Write out each line that follows exactly as it stands, without the pictures.

[Items listed in a dataset]
+ + + + +

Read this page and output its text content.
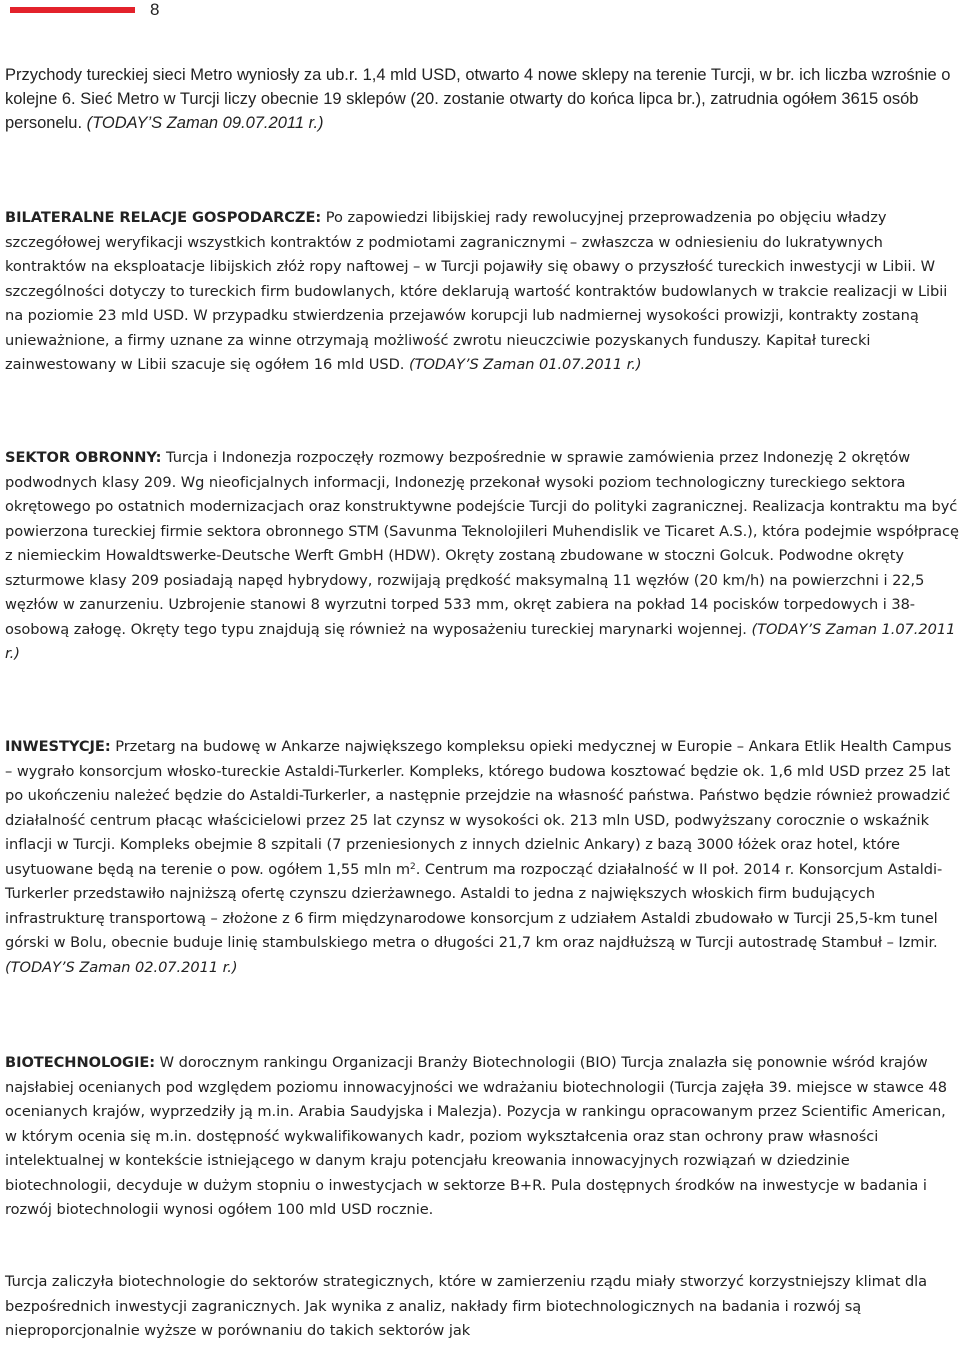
8

Przychody tureckiej sieci Metro wyniosły za ub.r. 1,4 mld USD, otwarto 4 nowe sklepy na terenie Turcji, w br. ich liczba wzrośnie o kolejne 6. Sieć Metro w Turcji liczy obecnie 19 sklepów (20. zostanie otwarty do końca lipca br.), zatrudnia ogółem 3615 osób personelu. (TODAY’S Zaman 09.07.2011 r.)

BILATERALNE RELACJE GOSPODARCZE: Po zapowiedzi libijskiej rady rewolucyjnej przeprowadzenia po objęciu władzy szczegółowej weryfikacji wszystkich kontraktów z podmiotami zagranicznymi – zwłaszcza w odniesieniu do lukratywnych kontraktów na eksploatacje libijskich złóż ropy naftowej – w Turcji pojawiły się obawy o przyszłość tureckich inwestycji w Libii. W szczególności dotyczy to tureckich firm budowlanych, które deklarują wartość kontraktów budowlanych w trakcie realizacji w Libii na poziomie 23 mld USD. W przypadku stwierdzenia przejawów korupcji lub nadmiernej wysokości prowizji, kontrakty zostaną unieważnione, a firmy uznane za winne otrzymają możliwość zwrotu nieuczciwie pozyskanych funduszy. Kapitał turecki zainwestowany w Libii szacuje się ogółem 16 mld USD. (TODAY’S Zaman 01.07.2011 r.)

SEKTOR OBRONNY: Turcja i Indonezja rozpoczęły rozmowy bezpośrednie w sprawie zamówienia przez Indonezję 2 okrętów podwodnych klasy 209. Wg nieoficjalnych informacji, Indonezję przekonał wysoki poziom technologiczny tureckiego sektora okrętowego po ostatnich modernizacjach oraz konstruktywne podejście Turcji do polityki zagranicznej. Realizacja kontraktu ma być powierzona tureckiej firmie sektora obronnego STM (Savunma Teknolojileri Muhendislik ve Ticaret A.S.), która podejmie współpracę z niemieckim Howaldtswerke-Deutsche Werft GmbH (HDW). Okręty zostaną zbudowane w stoczni Golcuk. Podwodne okręty szturmowe klasy 209 posiadają napęd hybrydowy, rozwijają prędkość maksymalną 11 węzłów (20 km/h) na powierzchni i 22,5 węzłów w zanurzeniu. Uzbrojenie stanowi 8 wyrzutni torped 533 mm, okręt zabiera na pokład 14 pocisków torpedowych i 38-osobową załogę. Okręty tego typu znajdują się również na wyposażeniu tureckiej marynarki wojennej. (TODAY’S Zaman 1.07.2011 r.)

INWESTYCJE: Przetarg na budowę w Ankarze największego kompleksu opieki medycznej w Europie – Ankara Etlik Health Campus – wygrało konsorcjum włosko-tureckie Astaldi-Turkerler. Kompleks, którego budowa kosztować będzie ok. 1,6 mld USD przez 25 lat po ukończeniu należeć będzie do Astaldi-Turkerler, a następnie przejdzie na własność państwa. Państwo będzie również prowadzić działalność centrum płacąc właścicielowi przez 25 lat czynsz w wysokości ok. 213 mln USD, podwyższany corocznie o wskaźnik inflacji w Turcji. Kompleks obejmie 8 szpitali (7 przeniesionych z innych dzielnic Ankary) z bazą 3000 łóżek oraz hotel, które usytuowane będą na terenie o pow. ogółem 1,55 mln $m^2$. Centrum ma rozpocząć działalność w II poł. 2014 r. Konsorcjum Astaldi-Turkerler przedstawiło najniższą ofertę czynszu dzierżawnego. Astaldi to jedna z największych włoskich firm budujących infrastrukturę transportową – złożone z 6 firm międzynarodowe konsorcjum z udziałem Astaldi zbudowało w Turcji 25,5-km tunel górski w Bolu, obecnie buduje linię stambulskiego metra o długości 21,7 km oraz najdłuższą w Turcji autostradę Stambuł – Izmir. (TODAY’S Zaman 02.07.2011 r.)

BIOTECHNOLOGIE: W dorocznym rankingu Organizacji Branży Biotechnologii (BIO) Turcja znalazła się ponownie wśród krajów najsłabiej ocenianych pod względem poziomu innowacyjności we wdrażaniu biotechnologii (Turcja zajęła 39. miejsce w stawce 48 ocenianych krajów, wyprzedziły ją m.in. Arabia Saudyjska i Malezja). Pozycja w rankingu opracowanym przez Scientific American, w którym ocenia się m.in. dostępność wykwalifikowanych kadr, poziom wykształcenia oraz stan ochrony praw własności intelektualnej w kontekście istniejącego w danym kraju potencjału kreowania innowacyjnych rozwiązań w dziedzinie biotechnologii, decyduje w dużym stopniu o inwestycjach w sektorze B+R. Pula dostępnych środków na inwestycje w badania i rozwój biotechnologii wynosi ogółem 100 mld USD rocznie.

Turcja zaliczyła biotechnologie do sektorów strategicznych, które w zamierzeniu rządu miały stworzyć korzystniejszy klimat dla bezpośrednich inwestycji zagranicznych. Jak wynika z analiz, nakłady firm biotechnologicznych na badania i rozwój są nieproporcjonalnie wyższe w porównaniu do takich sektorów jak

+ + + + +

• Response:
Read this page and output its text content.
8

Przychody tureckiej sieci Metro wyniosły za ub.r. 1,4 mld USD, otwarto 4 nowe sklepy na terenie Turcji, w br. ich liczba wzrośnie o kolejne 6. Sieć Metro w Turcji liczy obecnie 19 sklepów (20. zostanie otwarty do końca lipca br.), zatrudnia ogółem 3615 osób personelu. (TODAY’S Zaman 09.07.2011 r.)

BILATERALNE RELACJE GOSPODARCZE: Po zapowiedzi libijskiej rady rewolucyjnej przeprowadzenia po objęciu władzy szczegółowej weryfikacji wszystkich kontraktów z podmiotami zagranicznymi – zwłaszcza w odniesieniu do lukratywnych kontraktów na eksploatacje libijskich złóż ropy naftowej – w Turcji pojawiły się obawy o przyszłość tureckich inwestycji w Libii. W szczególności dotyczy to tureckich firm budowlanych, które deklarują wartość kontraktów budowlanych w trakcie realizacji w Libii na poziomie 23 mld USD. W przypadku stwierdzenia przejawów korupcji lub nadmiernej wysokości prowizji, kontrakty zostaną unieważnione, a firmy uznane za winne otrzymają możliwość zwrotu nieuczciwie pozyskanych funduszy. Kapitał turecki zainwestowany w Libii szacuje się ogółem 16 mld USD. (TODAY’S Zaman 01.07.2011 r.)

SEKTOR OBRONNY: Turcja i Indonezja rozpoczęły rozmowy bezpośrednie w sprawie zamówienia przez Indonezję 2 okrętów podwodnych klasy 209. Wg nieoficjalnych informacji, Indonezję przekonał wysoki poziom technologiczny tureckiego sektora okrętowego po ostatnich modernizacjach oraz konstruktywne podejście Turcji do polityki zagranicznej. Realizacja kontraktu ma być powierzona tureckiej firmie sektora obronnego STM (Savunma Teknolojileri Muhendislik ve Ticaret A.S.), która podejmie współpracę z niemieckim Howaldtswerke-Deutsche Werft GmbH (HDW). Okręty zostaną zbudowane w stoczni Golcuk. Podwodne okręty szturmowe klasy 209 posiadają napęd hybrydowy, rozwijają prędkość maksymalną 11 węzłów (20 km/h) na powierzchni i 22,5 węzłów w zanurzeniu. Uzbrojenie stanowi 8 wyrzutni torped 533 mm, okręt zabiera na pokład 14 pocisków torpedowych i 38-osobową załogę. Okręty tego typu znajdują się również na wyposażeniu tureckiej marynarki wojennej. (TODAY’S Zaman 1.07.2011 r.)

INWESTYCJE: Przetarg na budowę w Ankarze największego kompleksu opieki medycznej w Europie – Ankara Etlik Health Campus – wygrało konsorcjum włosko-tureckie Astaldi-Turkerler. Kompleks, którego budowa kosztować będzie ok. 1,6 mld USD przez 25 lat po ukończeniu należeć będzie do Astaldi-Turkerler, a następnie przejdzie na własność państwa. Państwo będzie również prowadzić działalność centrum płacąc właścicielowi przez 25 lat czynsz w wysokości ok. 213 mln USD, podwyższany corocznie o wskaźnik inflacji w Turcji. Kompleks obejmie 8 szpitali (7 przeniesionych z innych dzielnic Ankary) z bazą 3000 łóżek oraz hotel, które usytuowane będą na terenie o pow. ogółem 1,55 mln $m^2$. Centrum ma rozpocząć działalność w II poł. 2014 r. Konsorcjum Astaldi-Turkerler przedstawiło najniższą ofertę czynszu dzierżawnego. Astaldi to jedna z największych włoskich firm budujących infrastrukturę transportową – złożone z 6 firm międzynarodowe konsorcjum z udziałem Astaldi zbudowało w Turcji 25,5-km tunel górski w Bolu, obecnie buduje linię stambulskiego metra o długości 21,7 km oraz najdłuższą w Turcji autostradę Stambuł – Izmir. (TODAY’S Zaman 02.07.2011 r.)

BIOTECHNOLOGIE: W dorocznym rankingu Organizacji Branży Biotechnologii (BIO) Turcja znalazła się ponownie wśród krajów najsłabiej ocenianych pod względem poziomu innowacyjności we wdrażaniu biotechnologii (Turcja zajęła 39. miejsce w stawce 48 ocenianych krajów, wyprzedziły ją m.in. Arabia Saudyjska i Malezja). Pozycja w rankingu opracowanym przez Scientific American, w którym ocenia się m.in. dostępność wykwalifikowanych kadr, poziom wykształcenia oraz stan ochrony praw własności intelektualnej w kontekście istniejącego w danym kraju potencjału kreowania innowacyjnych rozwiązań w dziedzinie biotechnologii, decyduje w dużym stopniu o inwestycjach w sektorze B+R. Pula dostępnych środków na inwestycje w badania i rozwój biotechnologii wynosi ogółem 100 mld USD rocznie.

Turcja zaliczyła biotechnologie do sektorów strategicznych, które w zamierzeniu rządu miały stworzyć korzystniejszy klimat dla bezpośrednich inwestycji zagranicznych. Jak wynika z analiz, nakłady firm biotechnologicznych na badania i rozwój są nieproporcjonalnie wyższe w porównaniu do takich sektorów jak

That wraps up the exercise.